- _Exercise instructions_
Transcribe the records below exactly.

- _Records for the exercise_
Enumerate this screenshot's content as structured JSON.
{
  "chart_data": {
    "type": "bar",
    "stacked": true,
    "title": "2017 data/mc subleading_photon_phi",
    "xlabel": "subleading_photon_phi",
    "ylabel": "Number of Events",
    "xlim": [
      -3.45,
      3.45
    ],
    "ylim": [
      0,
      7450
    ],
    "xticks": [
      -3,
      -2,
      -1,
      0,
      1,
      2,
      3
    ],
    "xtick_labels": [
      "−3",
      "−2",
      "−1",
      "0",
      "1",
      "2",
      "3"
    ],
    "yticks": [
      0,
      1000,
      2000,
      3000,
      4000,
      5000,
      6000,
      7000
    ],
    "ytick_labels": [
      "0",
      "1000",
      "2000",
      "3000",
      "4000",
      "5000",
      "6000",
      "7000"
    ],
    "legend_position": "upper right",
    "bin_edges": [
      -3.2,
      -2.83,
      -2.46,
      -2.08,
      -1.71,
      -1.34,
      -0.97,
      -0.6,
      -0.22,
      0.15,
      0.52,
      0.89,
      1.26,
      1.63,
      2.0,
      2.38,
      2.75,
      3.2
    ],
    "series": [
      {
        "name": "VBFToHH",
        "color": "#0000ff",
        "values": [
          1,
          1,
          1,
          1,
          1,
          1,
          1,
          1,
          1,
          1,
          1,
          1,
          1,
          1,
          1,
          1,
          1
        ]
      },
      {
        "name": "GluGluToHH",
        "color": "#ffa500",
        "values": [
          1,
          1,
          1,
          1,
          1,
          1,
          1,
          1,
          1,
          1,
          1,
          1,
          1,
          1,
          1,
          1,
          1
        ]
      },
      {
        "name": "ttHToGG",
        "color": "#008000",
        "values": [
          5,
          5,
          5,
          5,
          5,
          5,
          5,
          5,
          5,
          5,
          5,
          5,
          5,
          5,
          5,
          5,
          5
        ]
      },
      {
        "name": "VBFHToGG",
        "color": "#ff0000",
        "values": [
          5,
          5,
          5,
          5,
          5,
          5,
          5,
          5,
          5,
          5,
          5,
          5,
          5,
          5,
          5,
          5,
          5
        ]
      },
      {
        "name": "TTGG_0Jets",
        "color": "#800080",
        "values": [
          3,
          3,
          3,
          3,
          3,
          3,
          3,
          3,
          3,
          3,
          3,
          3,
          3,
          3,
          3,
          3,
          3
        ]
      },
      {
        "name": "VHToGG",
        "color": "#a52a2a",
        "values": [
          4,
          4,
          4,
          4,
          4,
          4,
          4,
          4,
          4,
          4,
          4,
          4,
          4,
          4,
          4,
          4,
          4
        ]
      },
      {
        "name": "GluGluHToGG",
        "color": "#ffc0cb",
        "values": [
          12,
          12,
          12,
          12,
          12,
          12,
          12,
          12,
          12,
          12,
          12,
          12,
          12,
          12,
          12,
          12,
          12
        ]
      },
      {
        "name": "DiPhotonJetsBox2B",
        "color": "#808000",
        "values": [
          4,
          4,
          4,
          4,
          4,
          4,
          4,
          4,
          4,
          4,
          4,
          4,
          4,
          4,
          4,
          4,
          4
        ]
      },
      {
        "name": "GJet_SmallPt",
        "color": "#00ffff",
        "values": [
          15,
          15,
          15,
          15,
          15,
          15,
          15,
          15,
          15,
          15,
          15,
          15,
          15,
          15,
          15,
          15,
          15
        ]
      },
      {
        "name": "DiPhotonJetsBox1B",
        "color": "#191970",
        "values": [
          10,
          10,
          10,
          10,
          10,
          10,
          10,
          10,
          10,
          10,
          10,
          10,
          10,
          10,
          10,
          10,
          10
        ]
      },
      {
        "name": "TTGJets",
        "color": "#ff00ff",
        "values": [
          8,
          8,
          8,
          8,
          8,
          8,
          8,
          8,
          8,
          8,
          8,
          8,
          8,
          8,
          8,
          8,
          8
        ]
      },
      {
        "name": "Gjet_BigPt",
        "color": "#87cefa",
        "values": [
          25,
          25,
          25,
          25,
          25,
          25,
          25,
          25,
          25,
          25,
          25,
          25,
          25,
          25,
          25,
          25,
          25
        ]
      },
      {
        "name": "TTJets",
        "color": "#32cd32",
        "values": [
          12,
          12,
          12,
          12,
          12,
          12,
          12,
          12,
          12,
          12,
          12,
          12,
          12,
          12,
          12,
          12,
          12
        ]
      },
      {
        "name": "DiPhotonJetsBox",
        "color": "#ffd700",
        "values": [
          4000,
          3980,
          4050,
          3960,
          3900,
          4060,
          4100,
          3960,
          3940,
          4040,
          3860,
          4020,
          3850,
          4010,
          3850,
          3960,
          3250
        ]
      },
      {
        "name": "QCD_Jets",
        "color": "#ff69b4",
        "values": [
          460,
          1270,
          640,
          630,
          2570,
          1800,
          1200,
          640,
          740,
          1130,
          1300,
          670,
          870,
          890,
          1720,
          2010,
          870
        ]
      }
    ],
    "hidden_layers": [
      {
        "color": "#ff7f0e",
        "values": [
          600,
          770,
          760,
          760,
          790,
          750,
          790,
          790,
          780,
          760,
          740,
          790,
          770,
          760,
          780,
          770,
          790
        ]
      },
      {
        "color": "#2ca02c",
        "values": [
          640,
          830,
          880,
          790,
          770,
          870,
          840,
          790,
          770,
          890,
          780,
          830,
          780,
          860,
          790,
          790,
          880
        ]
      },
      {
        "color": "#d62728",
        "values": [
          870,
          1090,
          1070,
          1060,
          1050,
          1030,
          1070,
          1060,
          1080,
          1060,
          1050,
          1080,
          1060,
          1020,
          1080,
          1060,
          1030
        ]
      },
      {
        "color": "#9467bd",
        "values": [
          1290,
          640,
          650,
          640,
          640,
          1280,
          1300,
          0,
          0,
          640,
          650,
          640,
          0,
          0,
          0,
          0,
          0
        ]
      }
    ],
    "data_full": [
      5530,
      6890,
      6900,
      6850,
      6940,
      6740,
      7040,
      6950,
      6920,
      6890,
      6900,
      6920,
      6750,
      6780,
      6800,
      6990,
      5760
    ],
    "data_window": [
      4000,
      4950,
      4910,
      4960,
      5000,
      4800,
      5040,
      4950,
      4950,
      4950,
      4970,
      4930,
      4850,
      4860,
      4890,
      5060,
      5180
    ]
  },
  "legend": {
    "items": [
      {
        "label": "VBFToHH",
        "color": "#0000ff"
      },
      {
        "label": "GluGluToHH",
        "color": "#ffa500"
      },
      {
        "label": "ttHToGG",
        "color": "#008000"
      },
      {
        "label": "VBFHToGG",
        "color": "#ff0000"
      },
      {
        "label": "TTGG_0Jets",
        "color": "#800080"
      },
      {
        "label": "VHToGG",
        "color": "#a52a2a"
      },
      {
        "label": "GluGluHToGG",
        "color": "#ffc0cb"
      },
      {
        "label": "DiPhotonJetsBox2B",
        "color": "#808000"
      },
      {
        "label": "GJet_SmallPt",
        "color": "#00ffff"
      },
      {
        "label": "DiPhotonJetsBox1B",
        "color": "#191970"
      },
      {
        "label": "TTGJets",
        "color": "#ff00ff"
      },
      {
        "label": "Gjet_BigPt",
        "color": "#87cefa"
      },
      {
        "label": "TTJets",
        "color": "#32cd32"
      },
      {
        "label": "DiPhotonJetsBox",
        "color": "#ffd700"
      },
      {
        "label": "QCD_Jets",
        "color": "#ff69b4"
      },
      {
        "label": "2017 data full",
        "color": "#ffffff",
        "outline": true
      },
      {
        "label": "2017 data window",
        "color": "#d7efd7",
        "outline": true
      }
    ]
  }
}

- _The result_
Enumerate this screenshot's content as structured JSON.
{
  "chart_data": {
    "type": "bar",
    "stacked": true,
    "title": "2017 data/mc subleading_photon_phi",
    "xlabel": "subleading_photon_phi",
    "ylabel": "Number of Events",
    "xlim": [
      -3.45,
      3.45
    ],
    "ylim": [
      0,
      7450
    ],
    "xticks": [
      -3,
      -2,
      -1,
      0,
      1,
      2,
      3
    ],
    "xtick_labels": [
      "−3",
      "−2",
      "−1",
      "0",
      "1",
      "2",
      "3"
    ],
    "yticks": [
      0,
      1000,
      2000,
      3000,
      4000,
      5000,
      6000,
      7000
    ],
    "ytick_labels": [
      "0",
      "1000",
      "2000",
      "3000",
      "4000",
      "5000",
      "6000",
      "7000"
    ],
    "legend_position": "upper right",
    "bin_edges": [
      -3.2,
      -2.83,
      -2.46,
      -2.08,
      -1.71,
      -1.34,
      -0.97,
      -0.6,
      -0.22,
      0.15,
      0.52,
      0.89,
      1.26,
      1.63,
      2.0,
      2.38,
      2.75,
      3.2
    ],
    "series": [
      {
        "name": "VBFToHH",
        "color": "#0000ff",
        "values": [
          1,
          1,
          1,
          1,
          1,
          1,
          1,
          1,
          1,
          1,
          1,
          1,
          1,
          1,
          1,
          1,
          1
        ]
      },
      {
        "name": "GluGluToHH",
        "color": "#ffa500",
        "values": [
          1,
          1,
          1,
          1,
          1,
          1,
          1,
          1,
          1,
          1,
          1,
          1,
          1,
          1,
          1,
          1,
          1
        ]
      },
      {
        "name": "ttHToGG",
        "color": "#008000",
        "values": [
          5,
          5,
          5,
          5,
          5,
          5,
          5,
          5,
          5,
          5,
          5,
          5,
          5,
          5,
          5,
          5,
          5
        ]
      },
      {
        "name": "VBFHToGG",
        "color": "#ff0000",
        "values": [
          5,
          5,
          5,
          5,
          5,
          5,
          5,
          5,
          5,
          5,
          5,
          5,
          5,
          5,
          5,
          5,
          5
        ]
      },
      {
        "name": "TTGG_0Jets",
        "color": "#800080",
        "values": [
          3,
          3,
          3,
          3,
          3,
          3,
          3,
          3,
          3,
          3,
          3,
          3,
          3,
          3,
          3,
          3,
          3
        ]
      },
      {
        "name": "VHToGG",
        "color": "#a52a2a",
        "values": [
          4,
          4,
          4,
          4,
          4,
          4,
          4,
          4,
          4,
          4,
          4,
          4,
          4,
          4,
          4,
          4,
          4
        ]
      },
      {
        "name": "GluGluHToGG",
        "color": "#ffc0cb",
        "values": [
          12,
          12,
          12,
          12,
          12,
          12,
          12,
          12,
          12,
          12,
          12,
          12,
          12,
          12,
          12,
          12,
          12
        ]
      },
      {
        "name": "DiPhotonJetsBox2B",
        "color": "#808000",
        "values": [
          4,
          4,
          4,
          4,
          4,
          4,
          4,
          4,
          4,
          4,
          4,
          4,
          4,
          4,
          4,
          4,
          4
        ]
      },
      {
        "name": "GJet_SmallPt",
        "color": "#00ffff",
        "values": [
          15,
          15,
          15,
          15,
          15,
          15,
          15,
          15,
          15,
          15,
          15,
          15,
          15,
          15,
          15,
          15,
          15
        ]
      },
      {
        "name": "DiPhotonJetsBox1B",
        "color": "#191970",
        "values": [
          10,
          10,
          10,
          10,
          10,
          10,
          10,
          10,
          10,
          10,
          10,
          10,
          10,
          10,
          10,
          10,
          10
        ]
      },
      {
        "name": "TTGJets",
        "color": "#ff00ff",
        "values": [
          8,
          8,
          8,
          8,
          8,
          8,
          8,
          8,
          8,
          8,
          8,
          8,
          8,
          8,
          8,
          8,
          8
        ]
      },
      {
        "name": "Gjet_BigPt",
        "color": "#87cefa",
        "values": [
          25,
          25,
          25,
          25,
          25,
          25,
          25,
          25,
          25,
          25,
          25,
          25,
          25,
          25,
          25,
          25,
          25
        ]
      },
      {
        "name": "TTJets",
        "color": "#32cd32",
        "values": [
          12,
          12,
          12,
          12,
          12,
          12,
          12,
          12,
          12,
          12,
          12,
          12,
          12,
          12,
          12,
          12,
          12
        ]
      },
      {
        "name": "DiPhotonJetsBox",
        "color": "#ffd700",
        "values": [
          4000,
          3980,
          4050,
          3960,
          3900,
          4060,
          4100,
          3960,
          3940,
          4040,
          3860,
          4020,
          3850,
          4010,
          3850,
          3960,
          3250
        ]
      },
      {
        "name": "QCD_Jets",
        "color": "#ff69b4",
        "values": [
          460,
          1270,
          640,
          630,
          2570,
          1800,
          1200,
          640,
          740,
          1130,
          1300,
          670,
          870,
          890,
          1720,
          2010,
          870
        ]
      }
    ],
    "hidden_layers": [
      {
        "color": "#ff7f0e",
        "values": [
          600,
          770,
          760,
          760,
          790,
          750,
          790,
          790,
          780,
          760,
          740,
          790,
          770,
          760,
          780,
          770,
          790
        ]
      },
      {
        "color": "#2ca02c",
        "values": [
          640,
          830,
          880,
          790,
          770,
          870,
          840,
          790,
          770,
          890,
          780,
          830,
          780,
          860,
          790,
          790,
          880
        ]
      },
      {
        "color": "#d62728",
        "values": [
          870,
          1090,
          1070,
          1060,
          1050,
          1030,
          1070,
          1060,
          1080,
          1060,
          1050,
          1080,
          1060,
          1020,
          1080,
          1060,
          1030
        ]
      },
      {
        "color": "#9467bd",
        "values": [
          1290,
          640,
          650,
          640,
          640,
          1280,
          1300,
          0,
          0,
          640,
          650,
          640,
          0,
          0,
          0,
          0,
          0
        ]
      }
    ],
    "data_full": [
      5530,
      6890,
      6900,
      6850,
      6940,
      6740,
      7040,
      6950,
      6920,
      6890,
      6900,
      6920,
      6750,
      6780,
      6800,
      6990,
      5760
    ],
    "data_window": [
      4000,
      4950,
      4910,
      4960,
      5000,
      4800,
      5040,
      4950,
      4950,
      4950,
      4970,
      4930,
      4850,
      4860,
      4890,
      5060,
      5180
    ]
  },
  "legend": {
    "items": [
      {
        "label": "VBFToHH",
        "color": "#0000ff"
      },
      {
        "label": "GluGluToHH",
        "color": "#ffa500"
      },
      {
        "label": "ttHToGG",
        "color": "#008000"
      },
      {
        "label": "VBFHToGG",
        "color": "#ff0000"
      },
      {
        "label": "TTGG_0Jets",
        "color": "#800080"
      },
      {
        "label": "VHToGG",
        "color": "#a52a2a"
      },
      {
        "label": "GluGluHToGG",
        "color": "#ffc0cb"
      },
      {
        "label": "DiPhotonJetsBox2B",
        "color": "#808000"
      },
      {
        "label": "GJet_SmallPt",
        "color": "#00ffff"
      },
      {
        "label": "DiPhotonJetsBox1B",
        "color": "#191970"
      },
      {
        "label": "TTGJets",
        "color": "#ff00ff"
      },
      {
        "label": "Gjet_BigPt",
        "color": "#87cefa"
      },
      {
        "label": "TTJets",
        "color": "#32cd32"
      },
      {
        "label": "DiPhotonJetsBox",
        "color": "#ffd700"
      },
      {
        "label": "QCD_Jets",
        "color": "#ff69b4"
      },
      {
        "label": "2017 data full",
        "color": "#ffffff",
        "outline": true
      },
      {
        "label": "2017 data window",
        "color": "#d7efd7",
        "outline": true
      }
    ]
  }
}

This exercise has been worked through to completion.